Task description
Return all entries word for word, but drop any images.

The input
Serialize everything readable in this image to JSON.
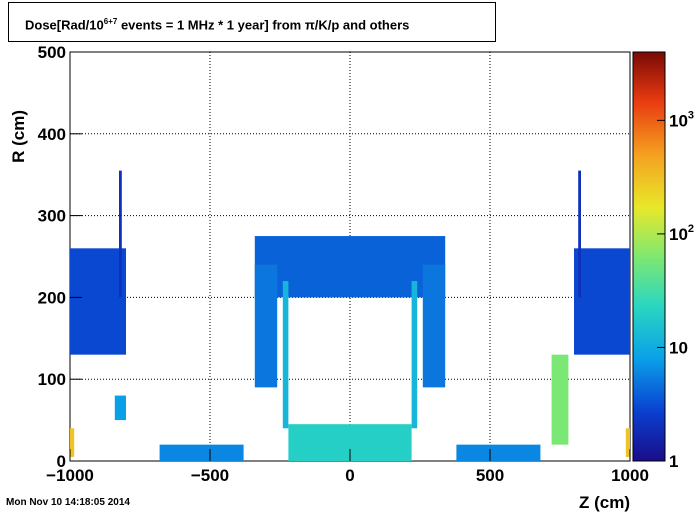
{
  "chart_data": {
    "type": "heatmap",
    "title_prefix": "Dose[Rad/10",
    "title_sup": "6+7",
    "title_suffix": " events = 1 MHz * 1 year] from π/K/p and others",
    "xlabel": "Z (cm)",
    "ylabel": "R (cm)",
    "xlim": [
      -1000,
      1000
    ],
    "ylim": [
      0,
      500
    ],
    "x_ticks": [
      -1000,
      -500,
      0,
      500,
      1000
    ],
    "x_tick_labels": [
      "−1000",
      "−500",
      "0",
      "500",
      "1000"
    ],
    "y_ticks": [
      0,
      100,
      200,
      300,
      400,
      500
    ],
    "y_tick_labels": [
      "0",
      "100",
      "200",
      "300",
      "400",
      "500"
    ],
    "grid": true,
    "colorbar": {
      "scale": "log",
      "range": [
        1,
        4000
      ],
      "ticks": [
        {
          "value": 1,
          "base": "1",
          "exp": ""
        },
        {
          "value": 10,
          "base": "10",
          "exp": ""
        },
        {
          "value": 100,
          "base": "10",
          "exp": "2"
        },
        {
          "value": 1000,
          "base": "10",
          "exp": "3"
        }
      ]
    },
    "regions": [
      {
        "name": "left-endcap-wedge",
        "z": [
          -1000,
          -800
        ],
        "r": [
          130,
          260
        ],
        "dose": 3
      },
      {
        "name": "left-spike",
        "z": [
          -825,
          -815
        ],
        "r": [
          200,
          355
        ],
        "dose": 2
      },
      {
        "name": "right-endcap-wedge",
        "z": [
          800,
          1000
        ],
        "r": [
          130,
          260
        ],
        "dose": 3
      },
      {
        "name": "right-spike",
        "z": [
          815,
          825
        ],
        "r": [
          200,
          355
        ],
        "dose": 2
      },
      {
        "name": "left-forward-spot",
        "z": [
          -1000,
          -985
        ],
        "r": [
          5,
          40
        ],
        "dose": 300
      },
      {
        "name": "right-forward-spot",
        "z": [
          985,
          1000
        ],
        "r": [
          5,
          40
        ],
        "dose": 300
      },
      {
        "name": "left-mid-block",
        "z": [
          -840,
          -800
        ],
        "r": [
          50,
          80
        ],
        "dose": 8
      },
      {
        "name": "right-inner-column",
        "z": [
          720,
          780
        ],
        "r": [
          20,
          130
        ],
        "dose": 60
      },
      {
        "name": "barrel-top-arc",
        "z": [
          -340,
          340
        ],
        "r": [
          200,
          275
        ],
        "dose": 4
      },
      {
        "name": "barrel-outer-left",
        "z": [
          -340,
          -260
        ],
        "r": [
          90,
          240
        ],
        "dose": 5
      },
      {
        "name": "barrel-outer-right",
        "z": [
          260,
          340
        ],
        "r": [
          90,
          240
        ],
        "dose": 5
      },
      {
        "name": "barrel-inner-left",
        "z": [
          -240,
          -220
        ],
        "r": [
          40,
          220
        ],
        "dose": 12
      },
      {
        "name": "barrel-inner-right",
        "z": [
          220,
          240
        ],
        "r": [
          40,
          220
        ],
        "dose": 12
      },
      {
        "name": "beamline-left",
        "z": [
          -680,
          -380
        ],
        "r": [
          0,
          20
        ],
        "dose": 6
      },
      {
        "name": "beamline-right",
        "z": [
          380,
          680
        ],
        "r": [
          0,
          20
        ],
        "dose": 6
      },
      {
        "name": "central-tracker",
        "z": [
          -220,
          220
        ],
        "r": [
          0,
          45
        ],
        "dose": 20
      }
    ]
  },
  "timestamp": "Mon Nov 10 14:18:05 2014"
}
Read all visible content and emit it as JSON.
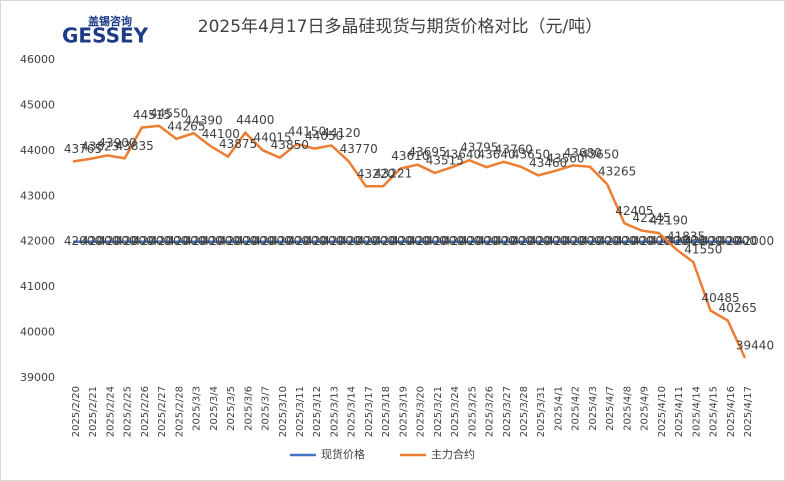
{
  "logo": {
    "name": "盖锡咨询",
    "brand": "GESSEY"
  },
  "chart_data": {
    "type": "line",
    "title": "2025年4月17日多晶硅现货与期货价格对比（元/吨）",
    "categories": [
      "2025/2/20",
      "2025/2/21",
      "2025/2/24",
      "2025/2/25",
      "2025/2/26",
      "2025/2/27",
      "2025/2/28",
      "2025/3/3",
      "2025/3/4",
      "2025/3/5",
      "2025/3/6",
      "2025/3/7",
      "2025/3/10",
      "2025/3/11",
      "2025/3/12",
      "2025/3/13",
      "2025/3/14",
      "2025/3/17",
      "2025/3/18",
      "2025/3/19",
      "2025/3/20",
      "2025/3/21",
      "2025/3/24",
      "2025/3/25",
      "2025/3/26",
      "2025/3/27",
      "2025/3/28",
      "2025/3/31",
      "2025/4/1",
      "2025/4/2",
      "2025/4/3",
      "2025/4/7",
      "2025/4/8",
      "2025/4/9",
      "2025/4/10",
      "2025/4/11",
      "2025/4/14",
      "2025/4/15",
      "2025/4/16",
      "2025/4/17"
    ],
    "series": [
      {
        "name": "现货价格",
        "color": "#4472c4",
        "values": [
          42000,
          42000,
          42000,
          42000,
          42000,
          42000,
          42000,
          42000,
          42000,
          42000,
          42000,
          42000,
          42000,
          42000,
          42000,
          42000,
          42000,
          42000,
          42000,
          42000,
          42000,
          42000,
          42000,
          42000,
          42000,
          42000,
          42000,
          42000,
          42000,
          42000,
          42000,
          42000,
          42000,
          42000,
          42000,
          42000,
          42000,
          42000,
          42000,
          42000
        ]
      },
      {
        "name": "主力合约",
        "color": "#ed7d31",
        "values": [
          43765,
          43823,
          43900,
          43835,
          44515,
          44550,
          44265,
          44390,
          44100,
          43875,
          44400,
          44015,
          43850,
          44150,
          44050,
          44120,
          43770,
          43220,
          43221,
          43610,
          43695,
          43515,
          43640,
          43795,
          43640,
          43760,
          43650,
          43460,
          43560,
          43680,
          43650,
          43265,
          42405,
          42245,
          42190,
          41835,
          41550,
          40485,
          40265,
          39440
        ]
      }
    ],
    "ylim": [
      39000,
      46000
    ],
    "yticks": [
      39000,
      40000,
      41000,
      42000,
      43000,
      44000,
      45000,
      46000
    ],
    "grid": false,
    "legend": "bottom"
  }
}
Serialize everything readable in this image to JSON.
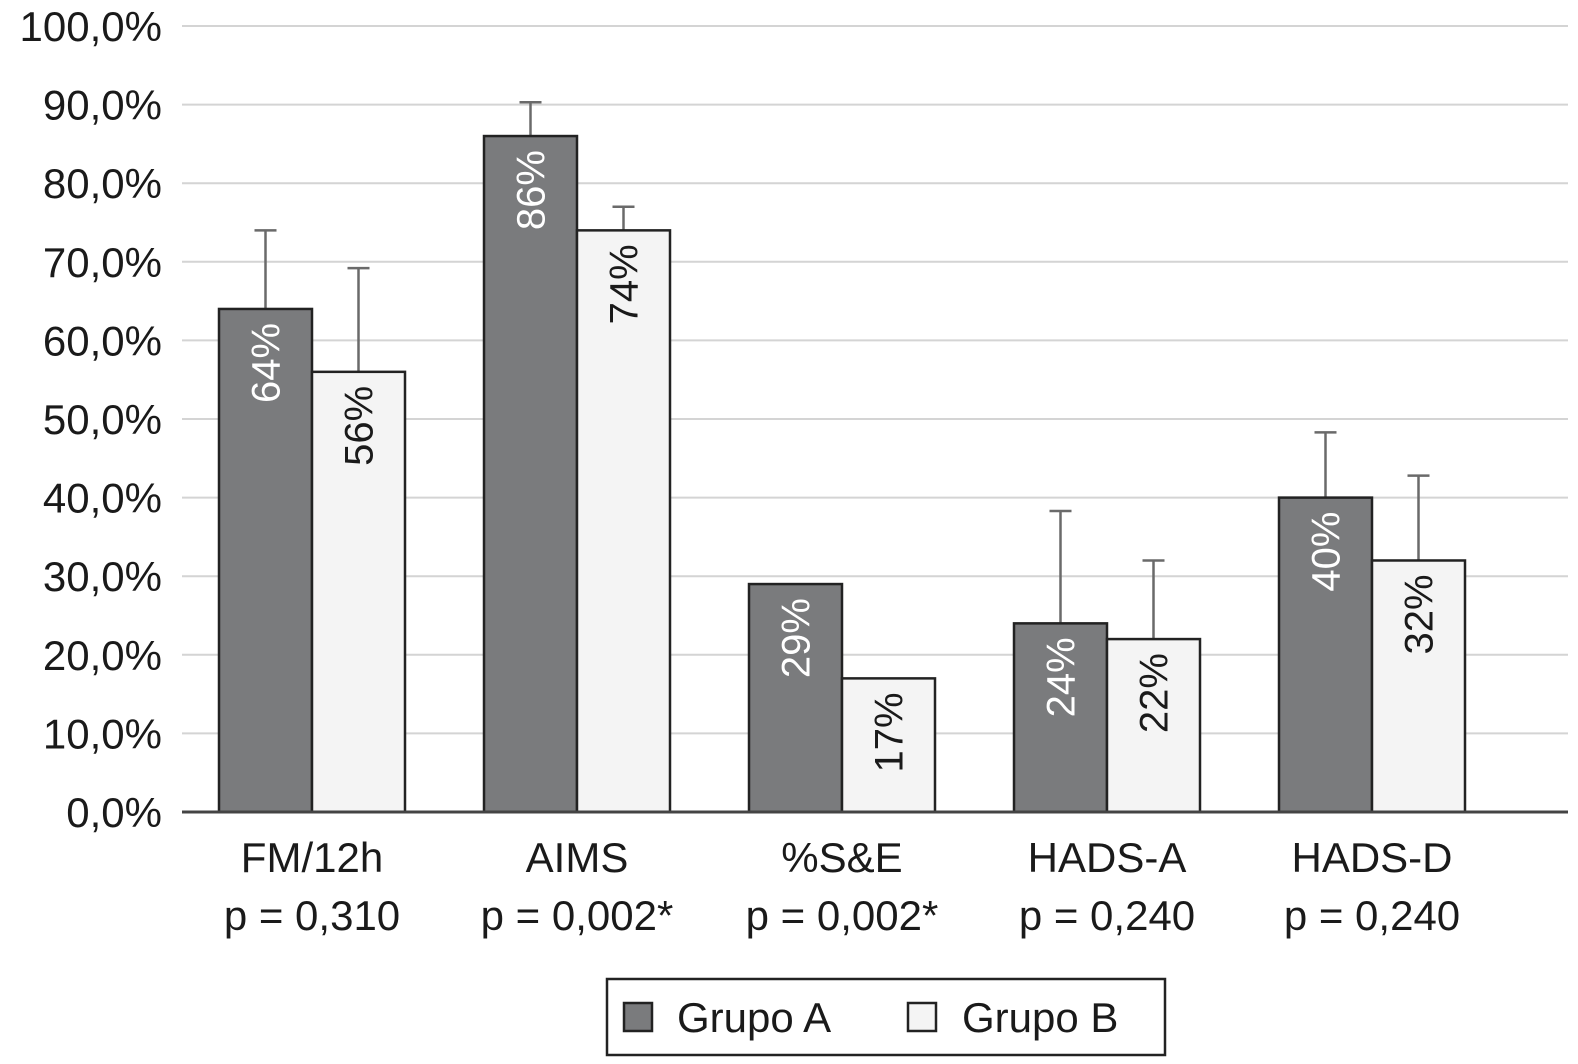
{
  "chart_data": {
    "type": "bar",
    "categories": [
      "FM/12h",
      "AIMS",
      "%S&E",
      "HADS-A",
      "HADS-D"
    ],
    "category_pvalues": [
      "p = 0,310",
      "p = 0,002*",
      "p = 0,002*",
      "p = 0,240",
      "p = 0,240"
    ],
    "series": [
      {
        "name": "Grupo A",
        "color": "#7a7b7d",
        "values": [
          64,
          86,
          29,
          24,
          40
        ],
        "labels": [
          "64%",
          "86%",
          "29%",
          "24%",
          "40%"
        ],
        "error_upper": [
          74,
          90.3,
          null,
          38.3,
          48.3
        ]
      },
      {
        "name": "Grupo B",
        "color": "#f4f4f4",
        "values": [
          56,
          74,
          17,
          22,
          32
        ],
        "labels": [
          "56%",
          "74%",
          "17%",
          "22%",
          "32%"
        ],
        "error_upper": [
          69.2,
          77,
          null,
          32,
          42.8
        ]
      }
    ],
    "ylim": [
      0,
      100
    ],
    "yticks": [
      "0,0%",
      "10,0%",
      "20,0%",
      "30,0%",
      "40,0%",
      "50,0%",
      "60,0%",
      "70,0%",
      "80,0%",
      "90,0%",
      "100,0%"
    ],
    "grid": true,
    "legend_position": "bottom",
    "title": "",
    "xlabel": "",
    "ylabel": ""
  }
}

Answer to the problem
Serialize everything readable in this image to JSON.
{
  "chart_data": {
    "type": "heatmap",
    "title_prefix": "Dose[Rad/10",
    "title_sup": "6+7",
    "title_suffix": " events = 1 MHz * 1 year] from π/K/p and others",
    "xlabel": "Z (cm)",
    "ylabel": "R (cm)",
    "xlim": [
      -1000,
      1000
    ],
    "ylim": [
      0,
      500
    ],
    "x_ticks": [
      -1000,
      -500,
      0,
      500,
      1000
    ],
    "x_tick_labels": [
      "−1000",
      "−500",
      "0",
      "500",
      "1000"
    ],
    "y_ticks": [
      0,
      100,
      200,
      300,
      400,
      500
    ],
    "y_tick_labels": [
      "0",
      "100",
      "200",
      "300",
      "400",
      "500"
    ],
    "grid": true,
    "colorbar": {
      "scale": "log",
      "range": [
        1,
        4000
      ],
      "ticks": [
        {
          "value": 1,
          "base": "1",
          "exp": ""
        },
        {
          "value": 10,
          "base": "10",
          "exp": ""
        },
        {
          "value": 100,
          "base": "10",
          "exp": "2"
        },
        {
          "value": 1000,
          "base": "10",
          "exp": "3"
        }
      ]
    },
    "regions": [
      {
        "name": "left-endcap-wedge",
        "z": [
          -1000,
          -800
        ],
        "r": [
          130,
          260
        ],
        "dose": 3
      },
      {
        "name": "left-spike",
        "z": [
          -825,
          -815
        ],
        "r": [
          200,
          355
        ],
        "dose": 2
      },
      {
        "name": "right-endcap-wedge",
        "z": [
          800,
          1000
        ],
        "r": [
          130,
          260
        ],
        "dose": 3
      },
      {
        "name": "right-spike",
        "z": [
          815,
          825
        ],
        "r": [
          200,
          355
        ],
        "dose": 2
      },
      {
        "name": "left-forward-spot",
        "z": [
          -1000,
          -985
        ],
        "r": [
          5,
          40
        ],
        "dose": 300
      },
      {
        "name": "right-forward-spot",
        "z": [
          985,
          1000
        ],
        "r": [
          5,
          40
        ],
        "dose": 300
      },
      {
        "name": "left-mid-block",
        "z": [
          -840,
          -800
        ],
        "r": [
          50,
          80
        ],
        "dose": 8
      },
      {
        "name": "right-inner-column",
        "z": [
          720,
          780
        ],
        "r": [
          20,
          130
        ],
        "dose": 60
      },
      {
        "name": "barrel-top-arc",
        "z": [
          -340,
          340
        ],
        "r": [
          200,
          275
        ],
        "dose": 4
      },
      {
        "name": "barrel-outer-left",
        "z": [
          -340,
          -260
        ],
        "r": [
          90,
          240
        ],
        "dose": 5
      },
      {
        "name": "barrel-outer-right",
        "z": [
          260,
          340
        ],
        "r": [
          90,
          240
        ],
        "dose": 5
      },
      {
        "name": "barrel-inner-left",
        "z": [
          -240,
          -220
        ],
        "r": [
          40,
          220
        ],
        "dose": 12
      },
      {
        "name": "barrel-inner-right",
        "z": [
          220,
          240
        ],
        "r": [
          40,
          220
        ],
        "dose": 12
      },
      {
        "name": "beamline-left",
        "z": [
          -680,
          -380
        ],
        "r": [
          0,
          20
        ],
        "dose": 6
      },
      {
        "name": "beamline-right",
        "z": [
          380,
          680
        ],
        "r": [
          0,
          20
        ],
        "dose": 6
      },
      {
        "name": "central-tracker",
        "z": [
          -220,
          220
        ],
        "r": [
          0,
          45
        ],
        "dose": 20
      }
    ]
  },
  "timestamp": "Mon Nov 10 14:18:05 2014"
}
Read all visible content and emit it as JSON.
{
  "logo": {
    "name": "盖锡咨询",
    "brand": "GESSEY"
  },
  "chart_data": {
    "type": "line",
    "title": "2025年4月17日多晶硅现货与期货价格对比（元/吨）",
    "categories": [
      "2025/2/20",
      "2025/2/21",
      "2025/2/24",
      "2025/2/25",
      "2025/2/26",
      "2025/2/27",
      "2025/2/28",
      "2025/3/3",
      "2025/3/4",
      "2025/3/5",
      "2025/3/6",
      "2025/3/7",
      "2025/3/10",
      "2025/3/11",
      "2025/3/12",
      "2025/3/13",
      "2025/3/14",
      "2025/3/17",
      "2025/3/18",
      "2025/3/19",
      "2025/3/20",
      "2025/3/21",
      "2025/3/24",
      "2025/3/25",
      "2025/3/26",
      "2025/3/27",
      "2025/3/28",
      "2025/3/31",
      "2025/4/1",
      "2025/4/2",
      "2025/4/3",
      "2025/4/7",
      "2025/4/8",
      "2025/4/9",
      "2025/4/10",
      "2025/4/11",
      "2025/4/14",
      "2025/4/15",
      "2025/4/16",
      "2025/4/17"
    ],
    "series": [
      {
        "name": "现货价格",
        "color": "#4472c4",
        "values": [
          42000,
          42000,
          42000,
          42000,
          42000,
          42000,
          42000,
          42000,
          42000,
          42000,
          42000,
          42000,
          42000,
          42000,
          42000,
          42000,
          42000,
          42000,
          42000,
          42000,
          42000,
          42000,
          42000,
          42000,
          42000,
          42000,
          42000,
          42000,
          42000,
          42000,
          42000,
          42000,
          42000,
          42000,
          42000,
          42000,
          42000,
          42000,
          42000,
          42000
        ]
      },
      {
        "name": "主力合约",
        "color": "#ed7d31",
        "values": [
          43765,
          43823,
          43900,
          43835,
          44515,
          44550,
          44265,
          44390,
          44100,
          43875,
          44400,
          44015,
          43850,
          44150,
          44050,
          44120,
          43770,
          43220,
          43221,
          43610,
          43695,
          43515,
          43640,
          43795,
          43640,
          43760,
          43650,
          43460,
          43560,
          43680,
          43650,
          43265,
          42405,
          42245,
          42190,
          41835,
          41550,
          40485,
          40265,
          39440
        ]
      }
    ],
    "ylim": [
      39000,
      46000
    ],
    "yticks": [
      39000,
      40000,
      41000,
      42000,
      43000,
      44000,
      45000,
      46000
    ],
    "grid": false,
    "legend": "bottom"
  }
}
Serialize everything readable in this image to JSON.
{
  "chart_data": {
    "type": "bar",
    "categories": [
      "FM/12h",
      "AIMS",
      "%S&E",
      "HADS-A",
      "HADS-D"
    ],
    "category_pvalues": [
      "p = 0,310",
      "p = 0,002*",
      "p = 0,002*",
      "p = 0,240",
      "p = 0,240"
    ],
    "series": [
      {
        "name": "Grupo A",
        "color": "#7a7b7d",
        "values": [
          64,
          86,
          29,
          24,
          40
        ],
        "labels": [
          "64%",
          "86%",
          "29%",
          "24%",
          "40%"
        ],
        "error_upper": [
          74,
          90.3,
          null,
          38.3,
          48.3
        ]
      },
      {
        "name": "Grupo B",
        "color": "#f4f4f4",
        "values": [
          56,
          74,
          17,
          22,
          32
        ],
        "labels": [
          "56%",
          "74%",
          "17%",
          "22%",
          "32%"
        ],
        "error_upper": [
          69.2,
          77,
          null,
          32,
          42.8
        ]
      }
    ],
    "ylim": [
      0,
      100
    ],
    "yticks": [
      "0,0%",
      "10,0%",
      "20,0%",
      "30,0%",
      "40,0%",
      "50,0%",
      "60,0%",
      "70,0%",
      "80,0%",
      "90,0%",
      "100,0%"
    ],
    "grid": true,
    "legend_position": "bottom",
    "title": "",
    "xlabel": "",
    "ylabel": ""
  }
}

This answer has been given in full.